乳がん集団検診における全国的なAIの適用と
その実臨床での応用
AI支援による二重読影が、乳がんの発見率を高めつつ再検査率を維持し、マンモグラフィ検診の精度向上に寄与する可能性を示した論文です。
Nationwide real-world implementation of AI for cancer detection in population-based mammography screening
要 旨
マンモグラフィ検診における人工知能(AI)の導入は、後ろ向きの評価では有望な結果を示していますが、前向きの研究はほとんど存在しません。PRAIMは、ドイツの12の施設で実施された観察研究で、AI支援による二重読影と、標準的なAIなしの二重読影を比較する非劣性の実装研究です。本研究では、放射線科医はAIシステムの使用を任意で選択しました。2021年7月から2023年2月の期間中に、総計463,094人の女性が検診を受け、そのうち260,739人がAIサポートを利用し、119人の放射線科医が関与しました。AI支援を受けたグループでは、乳がんの発見率が1,000人あたり6.7件であり、対照群の1,000人あたり5.7件に比べて17.6%(95%信頼区間:+5.7%、+30.8%)高く、統計的に優れた結果が得られました。AI群の再検査率は1,000人あたり37.4件で、対照群の38.3件より低く、非劣性が確認されました(パーセント差:−2.5%(−6.5%、+1.7%))。再検査の陽性的中率(PPV)は、AI群で17.9%、対照群で14.9%でした。生検の陽性的中率は、AI群で64.5%、対照群で59.2%でした。標準的な二重読影と比較して、AI支援による二重読影は乳がんの発見率を高め、再検査率には影響を与えず、マンモグラフィ検診の指標を改善できる可能性を強く示しています。

取り組む課題.
a. 乳がん検診の文章のうち、"Nationwide real-world implementation"から"る可能性を強く示しています。"までを、両端の語句も含めて一字一句違えずに書き写す。
b. 乳がん検診の文章にある「本研究では、放射線科医はAIシステムの使用を任意で選択しました。」を英語に訳してください。

示された行.
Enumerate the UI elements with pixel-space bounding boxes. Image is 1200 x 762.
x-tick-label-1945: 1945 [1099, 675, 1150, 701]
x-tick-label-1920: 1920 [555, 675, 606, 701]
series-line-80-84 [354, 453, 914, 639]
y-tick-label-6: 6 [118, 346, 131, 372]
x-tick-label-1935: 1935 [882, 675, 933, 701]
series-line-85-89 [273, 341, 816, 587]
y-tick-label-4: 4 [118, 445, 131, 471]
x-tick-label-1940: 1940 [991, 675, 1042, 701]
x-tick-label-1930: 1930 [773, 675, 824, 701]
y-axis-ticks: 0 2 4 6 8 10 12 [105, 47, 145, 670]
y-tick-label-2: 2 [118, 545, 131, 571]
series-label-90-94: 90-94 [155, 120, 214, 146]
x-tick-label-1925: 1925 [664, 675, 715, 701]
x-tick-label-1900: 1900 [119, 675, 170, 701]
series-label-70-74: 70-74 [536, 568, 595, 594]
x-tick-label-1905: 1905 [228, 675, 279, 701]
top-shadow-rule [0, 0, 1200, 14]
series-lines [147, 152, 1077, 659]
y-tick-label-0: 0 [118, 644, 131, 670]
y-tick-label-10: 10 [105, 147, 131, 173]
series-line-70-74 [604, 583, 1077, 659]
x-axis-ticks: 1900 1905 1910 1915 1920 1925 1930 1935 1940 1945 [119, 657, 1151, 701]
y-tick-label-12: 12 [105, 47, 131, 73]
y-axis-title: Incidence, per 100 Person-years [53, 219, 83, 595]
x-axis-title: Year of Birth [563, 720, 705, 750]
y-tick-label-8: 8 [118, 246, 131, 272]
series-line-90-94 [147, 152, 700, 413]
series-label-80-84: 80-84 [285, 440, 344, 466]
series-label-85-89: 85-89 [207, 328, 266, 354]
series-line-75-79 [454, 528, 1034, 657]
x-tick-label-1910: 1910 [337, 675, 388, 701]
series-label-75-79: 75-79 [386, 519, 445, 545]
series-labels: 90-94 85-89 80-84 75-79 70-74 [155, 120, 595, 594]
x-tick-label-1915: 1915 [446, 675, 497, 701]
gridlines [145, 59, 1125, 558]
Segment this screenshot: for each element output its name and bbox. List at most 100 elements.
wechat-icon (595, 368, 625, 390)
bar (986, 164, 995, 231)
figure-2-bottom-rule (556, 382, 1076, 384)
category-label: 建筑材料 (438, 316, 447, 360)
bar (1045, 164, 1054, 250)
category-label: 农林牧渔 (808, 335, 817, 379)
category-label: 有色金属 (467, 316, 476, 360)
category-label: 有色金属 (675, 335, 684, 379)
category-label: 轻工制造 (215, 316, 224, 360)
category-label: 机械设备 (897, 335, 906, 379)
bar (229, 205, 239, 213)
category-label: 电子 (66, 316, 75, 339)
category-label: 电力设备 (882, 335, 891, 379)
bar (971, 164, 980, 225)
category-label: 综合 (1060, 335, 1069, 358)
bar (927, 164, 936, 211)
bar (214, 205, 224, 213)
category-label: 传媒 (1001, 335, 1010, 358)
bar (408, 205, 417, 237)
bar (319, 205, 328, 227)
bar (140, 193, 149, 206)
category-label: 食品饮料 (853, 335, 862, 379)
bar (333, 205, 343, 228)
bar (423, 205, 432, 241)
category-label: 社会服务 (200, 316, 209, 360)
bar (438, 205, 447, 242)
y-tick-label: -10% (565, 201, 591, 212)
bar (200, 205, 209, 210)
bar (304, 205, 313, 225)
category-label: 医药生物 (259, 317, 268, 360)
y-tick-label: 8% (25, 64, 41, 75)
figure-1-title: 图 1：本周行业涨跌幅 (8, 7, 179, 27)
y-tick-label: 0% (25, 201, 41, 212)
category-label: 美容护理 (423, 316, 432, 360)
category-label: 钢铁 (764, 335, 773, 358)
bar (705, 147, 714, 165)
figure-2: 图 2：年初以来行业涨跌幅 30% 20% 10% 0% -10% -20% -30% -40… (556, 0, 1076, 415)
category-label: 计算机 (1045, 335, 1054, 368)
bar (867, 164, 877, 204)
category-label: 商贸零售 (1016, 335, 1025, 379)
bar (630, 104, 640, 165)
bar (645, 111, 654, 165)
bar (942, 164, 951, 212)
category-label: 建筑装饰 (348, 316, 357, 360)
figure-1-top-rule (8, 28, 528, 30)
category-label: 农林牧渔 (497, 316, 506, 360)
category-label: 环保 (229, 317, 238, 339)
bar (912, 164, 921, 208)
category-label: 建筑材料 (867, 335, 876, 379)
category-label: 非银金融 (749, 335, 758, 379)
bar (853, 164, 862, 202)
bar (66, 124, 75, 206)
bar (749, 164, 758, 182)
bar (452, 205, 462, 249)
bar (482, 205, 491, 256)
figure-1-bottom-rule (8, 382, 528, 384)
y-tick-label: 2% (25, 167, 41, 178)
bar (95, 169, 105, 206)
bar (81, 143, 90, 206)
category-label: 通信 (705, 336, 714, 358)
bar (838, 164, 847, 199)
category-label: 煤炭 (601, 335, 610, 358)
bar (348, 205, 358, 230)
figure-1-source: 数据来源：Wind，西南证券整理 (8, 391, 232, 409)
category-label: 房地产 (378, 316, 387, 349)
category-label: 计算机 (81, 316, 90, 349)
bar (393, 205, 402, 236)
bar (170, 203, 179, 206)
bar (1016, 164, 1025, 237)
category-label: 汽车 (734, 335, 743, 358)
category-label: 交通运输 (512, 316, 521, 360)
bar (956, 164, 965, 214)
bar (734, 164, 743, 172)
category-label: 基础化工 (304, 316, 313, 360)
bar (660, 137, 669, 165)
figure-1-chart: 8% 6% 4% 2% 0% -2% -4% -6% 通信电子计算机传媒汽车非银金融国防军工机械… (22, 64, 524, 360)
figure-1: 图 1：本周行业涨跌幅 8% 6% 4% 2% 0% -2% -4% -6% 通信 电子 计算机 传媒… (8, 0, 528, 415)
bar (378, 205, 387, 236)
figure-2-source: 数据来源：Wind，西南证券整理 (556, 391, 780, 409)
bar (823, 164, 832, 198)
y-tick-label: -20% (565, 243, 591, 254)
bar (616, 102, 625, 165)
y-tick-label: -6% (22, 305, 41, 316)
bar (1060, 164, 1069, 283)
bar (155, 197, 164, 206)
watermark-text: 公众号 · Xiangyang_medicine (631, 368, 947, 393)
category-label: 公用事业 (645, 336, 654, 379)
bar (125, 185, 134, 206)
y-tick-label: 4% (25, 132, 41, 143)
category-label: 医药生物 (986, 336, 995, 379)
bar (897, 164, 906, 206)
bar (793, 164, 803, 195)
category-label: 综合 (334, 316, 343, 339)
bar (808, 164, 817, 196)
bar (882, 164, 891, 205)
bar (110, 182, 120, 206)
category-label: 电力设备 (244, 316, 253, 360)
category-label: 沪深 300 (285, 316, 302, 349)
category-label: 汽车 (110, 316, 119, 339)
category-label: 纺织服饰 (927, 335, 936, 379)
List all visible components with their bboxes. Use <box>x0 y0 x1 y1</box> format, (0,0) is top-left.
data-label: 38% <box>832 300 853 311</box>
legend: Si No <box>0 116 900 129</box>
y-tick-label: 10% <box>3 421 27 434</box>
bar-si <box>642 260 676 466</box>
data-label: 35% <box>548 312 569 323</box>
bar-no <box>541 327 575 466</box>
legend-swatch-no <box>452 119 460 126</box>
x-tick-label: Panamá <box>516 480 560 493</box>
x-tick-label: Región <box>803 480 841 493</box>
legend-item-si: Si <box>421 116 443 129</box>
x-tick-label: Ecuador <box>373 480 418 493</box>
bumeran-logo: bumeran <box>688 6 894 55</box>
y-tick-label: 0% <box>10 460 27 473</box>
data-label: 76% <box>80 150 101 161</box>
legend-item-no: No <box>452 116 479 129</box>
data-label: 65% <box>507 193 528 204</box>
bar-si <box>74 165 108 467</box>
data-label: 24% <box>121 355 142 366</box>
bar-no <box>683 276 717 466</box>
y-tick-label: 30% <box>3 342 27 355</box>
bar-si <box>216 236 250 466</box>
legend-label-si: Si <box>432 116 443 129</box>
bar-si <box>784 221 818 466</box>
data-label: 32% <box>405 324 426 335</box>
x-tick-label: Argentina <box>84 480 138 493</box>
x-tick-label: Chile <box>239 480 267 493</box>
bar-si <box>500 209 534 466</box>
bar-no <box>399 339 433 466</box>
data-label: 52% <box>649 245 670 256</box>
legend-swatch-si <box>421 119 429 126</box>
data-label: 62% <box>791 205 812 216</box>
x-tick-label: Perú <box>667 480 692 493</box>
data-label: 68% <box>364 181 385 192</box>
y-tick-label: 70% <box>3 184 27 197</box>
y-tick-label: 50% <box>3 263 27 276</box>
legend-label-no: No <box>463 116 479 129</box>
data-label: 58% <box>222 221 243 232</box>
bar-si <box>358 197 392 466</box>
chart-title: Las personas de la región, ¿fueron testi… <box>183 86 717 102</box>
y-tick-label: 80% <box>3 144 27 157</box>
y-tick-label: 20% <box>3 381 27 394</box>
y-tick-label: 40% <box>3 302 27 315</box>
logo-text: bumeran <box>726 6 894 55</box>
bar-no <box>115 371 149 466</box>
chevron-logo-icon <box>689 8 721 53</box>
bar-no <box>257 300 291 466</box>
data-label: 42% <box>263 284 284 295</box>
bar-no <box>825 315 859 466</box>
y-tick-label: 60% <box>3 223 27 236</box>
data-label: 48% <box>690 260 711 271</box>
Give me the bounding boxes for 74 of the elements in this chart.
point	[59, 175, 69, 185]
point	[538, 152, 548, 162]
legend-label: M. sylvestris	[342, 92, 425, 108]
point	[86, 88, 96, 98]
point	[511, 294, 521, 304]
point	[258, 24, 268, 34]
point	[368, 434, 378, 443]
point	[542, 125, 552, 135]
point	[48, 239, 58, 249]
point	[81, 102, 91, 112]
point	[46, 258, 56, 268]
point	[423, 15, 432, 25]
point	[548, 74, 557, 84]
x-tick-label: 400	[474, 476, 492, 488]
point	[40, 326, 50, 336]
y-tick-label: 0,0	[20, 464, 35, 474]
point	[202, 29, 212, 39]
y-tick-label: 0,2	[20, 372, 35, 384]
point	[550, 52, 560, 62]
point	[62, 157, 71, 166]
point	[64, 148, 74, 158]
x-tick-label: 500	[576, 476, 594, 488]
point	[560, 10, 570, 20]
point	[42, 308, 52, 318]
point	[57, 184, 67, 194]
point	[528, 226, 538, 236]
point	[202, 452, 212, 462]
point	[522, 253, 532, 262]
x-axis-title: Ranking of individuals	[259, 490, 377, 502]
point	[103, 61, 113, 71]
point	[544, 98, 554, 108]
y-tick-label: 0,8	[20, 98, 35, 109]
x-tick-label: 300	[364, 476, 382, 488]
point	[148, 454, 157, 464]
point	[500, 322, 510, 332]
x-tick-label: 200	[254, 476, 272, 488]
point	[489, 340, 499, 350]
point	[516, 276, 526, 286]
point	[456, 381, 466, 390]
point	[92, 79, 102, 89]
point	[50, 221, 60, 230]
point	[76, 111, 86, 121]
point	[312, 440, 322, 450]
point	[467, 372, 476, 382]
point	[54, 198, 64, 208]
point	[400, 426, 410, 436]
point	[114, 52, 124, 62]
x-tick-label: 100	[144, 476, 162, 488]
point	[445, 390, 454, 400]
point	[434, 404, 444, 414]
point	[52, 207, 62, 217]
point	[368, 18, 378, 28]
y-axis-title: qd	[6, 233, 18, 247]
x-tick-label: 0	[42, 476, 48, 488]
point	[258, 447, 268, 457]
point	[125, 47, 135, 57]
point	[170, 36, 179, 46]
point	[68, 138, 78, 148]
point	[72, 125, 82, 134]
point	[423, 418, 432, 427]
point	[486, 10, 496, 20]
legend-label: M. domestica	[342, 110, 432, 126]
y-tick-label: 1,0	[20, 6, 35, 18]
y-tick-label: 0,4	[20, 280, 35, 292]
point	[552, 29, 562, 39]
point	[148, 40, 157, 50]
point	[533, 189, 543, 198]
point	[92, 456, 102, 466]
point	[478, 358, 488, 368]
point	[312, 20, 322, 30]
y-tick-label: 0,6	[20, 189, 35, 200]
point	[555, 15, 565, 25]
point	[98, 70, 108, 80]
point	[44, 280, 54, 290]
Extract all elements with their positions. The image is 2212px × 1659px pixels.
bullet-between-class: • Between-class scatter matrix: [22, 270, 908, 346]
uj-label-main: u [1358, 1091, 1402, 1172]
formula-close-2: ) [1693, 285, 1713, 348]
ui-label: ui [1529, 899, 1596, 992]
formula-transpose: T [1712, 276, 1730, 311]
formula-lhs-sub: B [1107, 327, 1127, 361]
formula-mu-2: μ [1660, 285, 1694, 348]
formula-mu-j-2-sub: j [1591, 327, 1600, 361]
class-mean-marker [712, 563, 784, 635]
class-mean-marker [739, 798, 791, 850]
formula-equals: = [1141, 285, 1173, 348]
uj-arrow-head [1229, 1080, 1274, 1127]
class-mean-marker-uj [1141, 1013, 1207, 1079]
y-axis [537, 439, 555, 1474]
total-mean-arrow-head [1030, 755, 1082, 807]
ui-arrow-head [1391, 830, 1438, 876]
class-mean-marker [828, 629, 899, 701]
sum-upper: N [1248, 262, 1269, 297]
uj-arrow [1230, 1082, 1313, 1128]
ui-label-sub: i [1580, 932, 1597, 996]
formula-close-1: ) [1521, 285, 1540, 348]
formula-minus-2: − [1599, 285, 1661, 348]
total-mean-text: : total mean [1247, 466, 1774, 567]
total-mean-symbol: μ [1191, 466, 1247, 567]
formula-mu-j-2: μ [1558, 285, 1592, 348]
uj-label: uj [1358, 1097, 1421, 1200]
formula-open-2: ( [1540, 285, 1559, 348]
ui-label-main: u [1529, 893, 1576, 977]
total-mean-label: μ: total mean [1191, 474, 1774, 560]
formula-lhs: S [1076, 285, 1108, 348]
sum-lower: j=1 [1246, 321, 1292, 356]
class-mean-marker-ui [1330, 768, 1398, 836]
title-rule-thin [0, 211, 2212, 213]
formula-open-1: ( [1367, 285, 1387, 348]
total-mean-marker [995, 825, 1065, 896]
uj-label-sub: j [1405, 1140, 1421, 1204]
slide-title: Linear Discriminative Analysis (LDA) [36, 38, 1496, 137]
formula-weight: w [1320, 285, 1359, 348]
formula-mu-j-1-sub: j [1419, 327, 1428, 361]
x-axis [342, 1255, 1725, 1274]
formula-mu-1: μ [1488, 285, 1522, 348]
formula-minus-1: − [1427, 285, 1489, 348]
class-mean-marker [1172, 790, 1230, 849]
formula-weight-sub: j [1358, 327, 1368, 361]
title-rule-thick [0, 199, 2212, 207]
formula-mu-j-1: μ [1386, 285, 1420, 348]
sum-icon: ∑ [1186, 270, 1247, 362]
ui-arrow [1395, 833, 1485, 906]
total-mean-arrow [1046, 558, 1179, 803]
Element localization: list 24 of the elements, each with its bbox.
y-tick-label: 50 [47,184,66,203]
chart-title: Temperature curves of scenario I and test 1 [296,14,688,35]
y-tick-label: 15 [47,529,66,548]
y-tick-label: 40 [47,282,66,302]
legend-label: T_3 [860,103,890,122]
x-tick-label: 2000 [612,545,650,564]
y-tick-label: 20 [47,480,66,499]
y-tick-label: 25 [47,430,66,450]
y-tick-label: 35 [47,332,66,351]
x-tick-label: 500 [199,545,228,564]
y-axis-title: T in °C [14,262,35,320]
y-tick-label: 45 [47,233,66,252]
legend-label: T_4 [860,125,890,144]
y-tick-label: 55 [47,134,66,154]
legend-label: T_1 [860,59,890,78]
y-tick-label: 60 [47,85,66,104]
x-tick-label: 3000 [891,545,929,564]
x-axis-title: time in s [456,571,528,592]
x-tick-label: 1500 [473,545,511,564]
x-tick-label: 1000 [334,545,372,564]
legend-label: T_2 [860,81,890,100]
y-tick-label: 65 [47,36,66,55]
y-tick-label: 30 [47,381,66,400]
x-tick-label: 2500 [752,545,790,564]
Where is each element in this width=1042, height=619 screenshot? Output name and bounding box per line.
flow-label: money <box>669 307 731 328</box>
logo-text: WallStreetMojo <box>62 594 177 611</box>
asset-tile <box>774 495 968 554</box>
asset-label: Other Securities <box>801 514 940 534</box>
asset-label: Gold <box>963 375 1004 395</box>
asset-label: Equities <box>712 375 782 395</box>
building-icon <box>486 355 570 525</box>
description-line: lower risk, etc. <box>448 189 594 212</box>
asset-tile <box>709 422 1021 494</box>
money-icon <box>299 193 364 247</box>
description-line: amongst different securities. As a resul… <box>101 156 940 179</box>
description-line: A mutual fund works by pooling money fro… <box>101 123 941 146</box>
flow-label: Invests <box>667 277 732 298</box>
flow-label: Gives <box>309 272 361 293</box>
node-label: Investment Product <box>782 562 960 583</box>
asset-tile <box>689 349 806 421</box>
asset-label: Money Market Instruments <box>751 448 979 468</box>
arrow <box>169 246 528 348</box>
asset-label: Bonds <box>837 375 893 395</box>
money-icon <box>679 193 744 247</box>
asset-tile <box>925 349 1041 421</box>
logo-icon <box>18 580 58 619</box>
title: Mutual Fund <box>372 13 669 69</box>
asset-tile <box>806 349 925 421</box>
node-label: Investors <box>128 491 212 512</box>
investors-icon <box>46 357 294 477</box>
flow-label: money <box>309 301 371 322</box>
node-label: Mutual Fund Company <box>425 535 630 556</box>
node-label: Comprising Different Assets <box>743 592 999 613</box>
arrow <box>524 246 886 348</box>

課題ごとの解答.
a.
Nationwide real-world implementation of AI for cancer detection in population-based mammography screening
要 旨
マンモグラフィ検診における人工知能(AI)の導入は、後ろ向きの評価では有望な結果を示していますが、前向きの研究はほとんど存在しません。PRAIMは、ドイツの12の施設で実施された観察研究で、AI支援による二重読影と、標準的なAIなしの二重読影を比較する非劣性の実装研究です。本研究では、放射線科医はAIシステムの使用を任意で選択しました。2021年7月から2023年2月の期間中に、総計463,094人の女性が検診を受け、そのうち260,739人がAIサポートを利用し、119人の放射線科医が関与しました。AI支援を受けたグループでは、乳がんの発見率が1,000人あたり6.7件であり、対照群の1,000人あたり5.7件に比べて17.6%(95%信頼区間:+5.7%、+30.8%)高く、統計的に優れた結果が得られました。AI群の再検査率は1,000人あたり37.4件で、対照群の38.3件より低く、非劣性が確認されました(パーセント差:−2.5%(−6.5%、+1.7%))。再検査の陽性的中率(PPV)は、AI群で17.9%、対照群で14.9%でした。生検の陽性的中率は、AI群で64.5%、対照群で59.2%でした。標準的な二重読影と比較して、AI支援による二重読影は乳がんの発見率を高め、再検査率には影響を与えず、マンモグラフィ検診の指標を改善できる可能性を強く示しています。

b. In this study, radiologists voluntarily chose whether to use the AI system.